**Given problem:**
From the entries below, copy every line holding the word "gaap".
◇ ◇ ◇
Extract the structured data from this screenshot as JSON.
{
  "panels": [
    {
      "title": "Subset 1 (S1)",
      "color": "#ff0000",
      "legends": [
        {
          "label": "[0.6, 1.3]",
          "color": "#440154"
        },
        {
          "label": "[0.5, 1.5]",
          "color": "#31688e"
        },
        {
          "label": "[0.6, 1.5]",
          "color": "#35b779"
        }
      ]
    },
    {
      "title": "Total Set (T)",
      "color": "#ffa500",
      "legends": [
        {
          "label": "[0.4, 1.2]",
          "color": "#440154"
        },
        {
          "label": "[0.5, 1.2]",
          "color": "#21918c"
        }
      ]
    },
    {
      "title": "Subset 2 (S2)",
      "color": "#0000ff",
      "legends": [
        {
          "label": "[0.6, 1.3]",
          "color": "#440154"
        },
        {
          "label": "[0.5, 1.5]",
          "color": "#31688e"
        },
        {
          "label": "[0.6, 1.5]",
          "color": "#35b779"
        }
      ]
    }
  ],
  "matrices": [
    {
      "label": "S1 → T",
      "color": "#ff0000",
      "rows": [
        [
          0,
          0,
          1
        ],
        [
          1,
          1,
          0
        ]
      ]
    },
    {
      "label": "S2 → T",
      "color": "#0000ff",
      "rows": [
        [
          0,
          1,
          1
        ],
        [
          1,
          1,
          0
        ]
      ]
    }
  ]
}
◇ ◇ ◇
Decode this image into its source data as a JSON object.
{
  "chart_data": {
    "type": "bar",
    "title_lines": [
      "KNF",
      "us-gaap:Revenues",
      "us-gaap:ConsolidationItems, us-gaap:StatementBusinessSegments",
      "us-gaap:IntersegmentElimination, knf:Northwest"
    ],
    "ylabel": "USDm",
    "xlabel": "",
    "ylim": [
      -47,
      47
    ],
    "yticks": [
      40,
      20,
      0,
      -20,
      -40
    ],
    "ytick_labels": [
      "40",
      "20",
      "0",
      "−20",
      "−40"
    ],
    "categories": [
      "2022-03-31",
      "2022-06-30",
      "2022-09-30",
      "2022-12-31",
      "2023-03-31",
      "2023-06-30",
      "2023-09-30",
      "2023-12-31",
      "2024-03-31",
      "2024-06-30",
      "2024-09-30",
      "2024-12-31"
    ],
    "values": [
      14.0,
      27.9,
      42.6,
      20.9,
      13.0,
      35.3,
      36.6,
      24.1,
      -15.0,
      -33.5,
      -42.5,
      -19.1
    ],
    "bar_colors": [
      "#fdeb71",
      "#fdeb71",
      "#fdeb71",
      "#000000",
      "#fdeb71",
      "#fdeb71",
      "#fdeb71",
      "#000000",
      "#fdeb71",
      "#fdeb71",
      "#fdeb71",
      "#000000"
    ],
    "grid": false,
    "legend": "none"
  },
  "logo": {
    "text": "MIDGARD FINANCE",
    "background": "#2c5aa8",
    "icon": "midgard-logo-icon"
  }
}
◇ ◇ ◇
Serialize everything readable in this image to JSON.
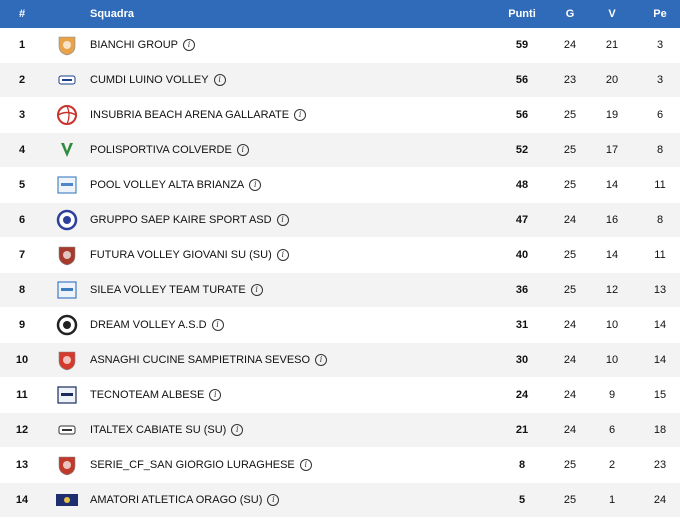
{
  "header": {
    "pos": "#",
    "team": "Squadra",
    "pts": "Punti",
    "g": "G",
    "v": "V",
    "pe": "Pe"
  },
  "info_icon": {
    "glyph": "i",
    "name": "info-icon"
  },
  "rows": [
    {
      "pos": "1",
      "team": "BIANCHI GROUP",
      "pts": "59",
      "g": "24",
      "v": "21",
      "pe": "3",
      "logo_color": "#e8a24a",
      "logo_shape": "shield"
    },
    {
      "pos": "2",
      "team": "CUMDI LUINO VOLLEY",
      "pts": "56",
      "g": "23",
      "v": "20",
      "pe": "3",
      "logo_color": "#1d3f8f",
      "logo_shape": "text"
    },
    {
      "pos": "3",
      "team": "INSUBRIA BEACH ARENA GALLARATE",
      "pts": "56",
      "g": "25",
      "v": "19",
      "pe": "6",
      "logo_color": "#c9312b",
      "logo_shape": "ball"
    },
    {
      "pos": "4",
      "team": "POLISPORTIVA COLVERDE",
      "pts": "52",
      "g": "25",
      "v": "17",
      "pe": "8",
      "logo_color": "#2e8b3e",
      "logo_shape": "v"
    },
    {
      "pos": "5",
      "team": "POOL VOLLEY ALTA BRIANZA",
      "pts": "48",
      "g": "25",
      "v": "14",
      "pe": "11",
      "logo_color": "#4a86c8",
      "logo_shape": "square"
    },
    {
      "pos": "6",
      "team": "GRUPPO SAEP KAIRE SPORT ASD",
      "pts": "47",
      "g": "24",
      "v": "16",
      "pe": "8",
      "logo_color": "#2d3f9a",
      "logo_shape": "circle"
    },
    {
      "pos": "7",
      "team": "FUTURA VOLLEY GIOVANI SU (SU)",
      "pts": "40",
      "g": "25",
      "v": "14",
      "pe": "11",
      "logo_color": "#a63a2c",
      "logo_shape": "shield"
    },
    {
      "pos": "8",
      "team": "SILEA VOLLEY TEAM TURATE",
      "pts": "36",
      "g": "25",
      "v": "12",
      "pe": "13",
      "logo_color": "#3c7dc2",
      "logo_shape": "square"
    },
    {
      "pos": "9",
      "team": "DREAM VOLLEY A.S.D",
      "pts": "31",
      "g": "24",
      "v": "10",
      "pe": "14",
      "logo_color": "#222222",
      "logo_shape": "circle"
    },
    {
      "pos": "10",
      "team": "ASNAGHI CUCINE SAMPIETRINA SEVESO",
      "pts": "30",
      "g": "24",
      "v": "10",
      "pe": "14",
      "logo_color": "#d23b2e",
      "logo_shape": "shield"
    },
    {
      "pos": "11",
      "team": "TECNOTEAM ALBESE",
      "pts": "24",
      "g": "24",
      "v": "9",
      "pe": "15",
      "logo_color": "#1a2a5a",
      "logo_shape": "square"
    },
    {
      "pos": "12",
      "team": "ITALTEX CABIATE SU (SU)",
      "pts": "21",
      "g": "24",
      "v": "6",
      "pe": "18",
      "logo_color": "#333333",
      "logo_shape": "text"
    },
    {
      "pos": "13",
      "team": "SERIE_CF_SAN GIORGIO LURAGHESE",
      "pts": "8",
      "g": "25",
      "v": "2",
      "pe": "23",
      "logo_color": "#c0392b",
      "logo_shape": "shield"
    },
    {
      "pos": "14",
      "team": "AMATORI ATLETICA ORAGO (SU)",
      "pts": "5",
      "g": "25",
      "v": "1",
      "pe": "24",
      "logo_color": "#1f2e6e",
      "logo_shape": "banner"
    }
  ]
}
◇ ◇ ◇
**Solution:**
      "us-gaap:Revenues",
      "us-gaap:ConsolidationItems, us-gaap:StatementBusinessSegments",
      "us-gaap:IntersegmentElimination, knf:Northwest"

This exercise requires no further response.